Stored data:
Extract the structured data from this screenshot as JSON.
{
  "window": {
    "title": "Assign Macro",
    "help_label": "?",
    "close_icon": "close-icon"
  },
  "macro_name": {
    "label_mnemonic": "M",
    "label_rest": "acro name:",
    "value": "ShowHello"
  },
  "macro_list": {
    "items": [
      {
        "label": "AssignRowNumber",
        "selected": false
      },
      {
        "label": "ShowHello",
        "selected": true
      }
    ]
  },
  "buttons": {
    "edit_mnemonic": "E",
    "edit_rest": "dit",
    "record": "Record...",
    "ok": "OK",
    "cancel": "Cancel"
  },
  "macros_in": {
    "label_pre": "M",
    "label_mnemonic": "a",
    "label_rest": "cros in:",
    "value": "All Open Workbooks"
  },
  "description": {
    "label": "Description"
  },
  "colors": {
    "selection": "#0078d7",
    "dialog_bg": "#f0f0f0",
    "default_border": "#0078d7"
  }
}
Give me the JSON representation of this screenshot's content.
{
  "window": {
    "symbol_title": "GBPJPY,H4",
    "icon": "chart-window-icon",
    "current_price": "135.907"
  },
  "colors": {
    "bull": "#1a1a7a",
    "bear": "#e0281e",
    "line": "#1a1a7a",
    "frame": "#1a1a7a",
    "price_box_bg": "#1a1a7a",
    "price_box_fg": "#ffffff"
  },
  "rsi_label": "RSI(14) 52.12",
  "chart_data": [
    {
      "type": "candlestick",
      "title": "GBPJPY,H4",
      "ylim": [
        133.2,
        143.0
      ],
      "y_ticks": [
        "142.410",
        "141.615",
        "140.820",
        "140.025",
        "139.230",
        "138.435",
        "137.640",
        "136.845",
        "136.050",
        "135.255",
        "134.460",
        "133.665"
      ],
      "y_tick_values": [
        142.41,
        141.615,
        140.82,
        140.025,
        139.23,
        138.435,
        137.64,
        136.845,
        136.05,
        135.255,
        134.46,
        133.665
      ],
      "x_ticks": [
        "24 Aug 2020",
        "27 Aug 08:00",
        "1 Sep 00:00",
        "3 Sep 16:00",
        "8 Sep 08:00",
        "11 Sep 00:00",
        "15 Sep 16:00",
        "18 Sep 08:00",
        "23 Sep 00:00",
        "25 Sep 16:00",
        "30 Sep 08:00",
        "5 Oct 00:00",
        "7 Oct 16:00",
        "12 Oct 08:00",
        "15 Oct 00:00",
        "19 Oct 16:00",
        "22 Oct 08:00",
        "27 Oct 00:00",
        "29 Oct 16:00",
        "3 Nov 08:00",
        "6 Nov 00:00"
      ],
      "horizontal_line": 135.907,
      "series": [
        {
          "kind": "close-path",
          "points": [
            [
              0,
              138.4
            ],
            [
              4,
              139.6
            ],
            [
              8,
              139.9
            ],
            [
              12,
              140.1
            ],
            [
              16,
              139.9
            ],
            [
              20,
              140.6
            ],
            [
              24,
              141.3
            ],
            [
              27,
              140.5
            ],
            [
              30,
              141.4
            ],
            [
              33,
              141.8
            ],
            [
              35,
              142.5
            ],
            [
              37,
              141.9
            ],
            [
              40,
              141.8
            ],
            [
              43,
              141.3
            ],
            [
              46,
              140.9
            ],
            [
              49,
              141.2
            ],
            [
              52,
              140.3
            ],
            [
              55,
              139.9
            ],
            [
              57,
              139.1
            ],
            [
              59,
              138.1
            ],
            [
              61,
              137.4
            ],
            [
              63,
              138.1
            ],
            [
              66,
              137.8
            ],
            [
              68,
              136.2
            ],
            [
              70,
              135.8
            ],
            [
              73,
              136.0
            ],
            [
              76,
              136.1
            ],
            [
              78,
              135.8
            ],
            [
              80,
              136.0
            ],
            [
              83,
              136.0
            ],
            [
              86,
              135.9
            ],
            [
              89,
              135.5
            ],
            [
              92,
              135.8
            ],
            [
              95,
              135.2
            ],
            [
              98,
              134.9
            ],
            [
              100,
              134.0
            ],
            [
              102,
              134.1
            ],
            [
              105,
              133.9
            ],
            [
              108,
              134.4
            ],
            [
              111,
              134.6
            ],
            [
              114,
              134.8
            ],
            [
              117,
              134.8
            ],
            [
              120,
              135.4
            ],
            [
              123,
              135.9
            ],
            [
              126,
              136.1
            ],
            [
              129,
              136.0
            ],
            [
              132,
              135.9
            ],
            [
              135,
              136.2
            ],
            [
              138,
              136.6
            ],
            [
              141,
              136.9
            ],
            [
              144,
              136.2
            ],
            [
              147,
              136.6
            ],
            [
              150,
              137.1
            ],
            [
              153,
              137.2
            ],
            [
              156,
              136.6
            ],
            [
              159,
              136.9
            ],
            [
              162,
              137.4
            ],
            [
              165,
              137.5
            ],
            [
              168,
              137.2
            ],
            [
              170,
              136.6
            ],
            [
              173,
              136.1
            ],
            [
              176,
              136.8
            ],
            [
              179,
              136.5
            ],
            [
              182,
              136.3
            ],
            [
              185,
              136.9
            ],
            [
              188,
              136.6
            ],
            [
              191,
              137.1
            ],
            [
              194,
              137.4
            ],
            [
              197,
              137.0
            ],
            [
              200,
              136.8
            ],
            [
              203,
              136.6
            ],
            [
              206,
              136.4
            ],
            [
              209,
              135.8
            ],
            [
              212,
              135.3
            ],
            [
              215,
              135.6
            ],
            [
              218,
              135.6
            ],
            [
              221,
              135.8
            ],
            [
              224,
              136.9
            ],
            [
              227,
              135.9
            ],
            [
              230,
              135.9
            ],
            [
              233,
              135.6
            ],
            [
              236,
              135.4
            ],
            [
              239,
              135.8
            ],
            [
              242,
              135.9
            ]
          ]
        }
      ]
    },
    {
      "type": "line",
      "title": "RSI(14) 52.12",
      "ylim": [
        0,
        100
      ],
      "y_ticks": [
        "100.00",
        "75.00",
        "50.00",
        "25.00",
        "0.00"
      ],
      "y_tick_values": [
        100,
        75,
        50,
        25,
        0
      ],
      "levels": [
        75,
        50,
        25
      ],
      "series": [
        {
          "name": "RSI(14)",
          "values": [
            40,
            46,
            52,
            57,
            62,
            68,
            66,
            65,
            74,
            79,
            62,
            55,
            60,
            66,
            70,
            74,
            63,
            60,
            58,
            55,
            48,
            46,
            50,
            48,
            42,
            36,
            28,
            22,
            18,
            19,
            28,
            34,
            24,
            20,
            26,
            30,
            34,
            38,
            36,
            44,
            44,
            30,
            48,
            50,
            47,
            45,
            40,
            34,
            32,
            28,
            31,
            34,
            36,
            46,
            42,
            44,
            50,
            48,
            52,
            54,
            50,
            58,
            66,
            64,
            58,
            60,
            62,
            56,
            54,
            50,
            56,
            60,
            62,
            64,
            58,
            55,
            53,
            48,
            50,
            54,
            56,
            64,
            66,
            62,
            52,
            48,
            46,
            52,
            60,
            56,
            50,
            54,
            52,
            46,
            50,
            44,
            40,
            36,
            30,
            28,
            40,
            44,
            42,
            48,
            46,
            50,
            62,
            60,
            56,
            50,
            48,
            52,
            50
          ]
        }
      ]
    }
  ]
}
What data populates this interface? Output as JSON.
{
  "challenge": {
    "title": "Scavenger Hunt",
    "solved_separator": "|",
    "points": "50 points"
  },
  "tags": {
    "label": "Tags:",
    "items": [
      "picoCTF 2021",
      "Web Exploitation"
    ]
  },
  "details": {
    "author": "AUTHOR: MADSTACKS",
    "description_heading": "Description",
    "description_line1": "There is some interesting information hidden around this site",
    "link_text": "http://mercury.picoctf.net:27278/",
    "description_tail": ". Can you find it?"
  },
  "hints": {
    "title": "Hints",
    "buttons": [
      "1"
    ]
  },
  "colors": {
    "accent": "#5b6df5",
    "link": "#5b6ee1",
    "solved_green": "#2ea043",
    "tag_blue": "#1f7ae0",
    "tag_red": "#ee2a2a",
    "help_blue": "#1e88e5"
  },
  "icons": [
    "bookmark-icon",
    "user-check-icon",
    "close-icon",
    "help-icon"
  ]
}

Requirement:
Exactly reproduce the lines that run from the line with "What data populates" through the last line of the records, inclusive.

Complete output:
What data populates this interface? Output as JSON.
{
  "challenge": {
    "title": "Scavenger Hunt",
    "solved_separator": "|",
    "points": "50 points"
  },
  "tags": {
    "label": "Tags:",
    "items": [
      "picoCTF 2021",
      "Web Exploitation"
    ]
  },
  "details": {
    "author": "AUTHOR: MADSTACKS",
    "description_heading": "Description",
    "description_line1": "There is some interesting information hidden around this site",
    "link_text": "http://mercury.picoctf.net:27278/",
    "description_tail": ". Can you find it?"
  },
  "hints": {
    "title": "Hints",
    "buttons": [
      "1"
    ]
  },
  "colors": {
    "accent": "#5b6df5",
    "link": "#5b6ee1",
    "solved_green": "#2ea043",
    "tag_blue": "#1f7ae0",
    "tag_red": "#ee2a2a",
    "help_blue": "#1e88e5"
  },
  "icons": [
    "bookmark-icon",
    "user-check-icon",
    "close-icon",
    "help-icon"
  ]
}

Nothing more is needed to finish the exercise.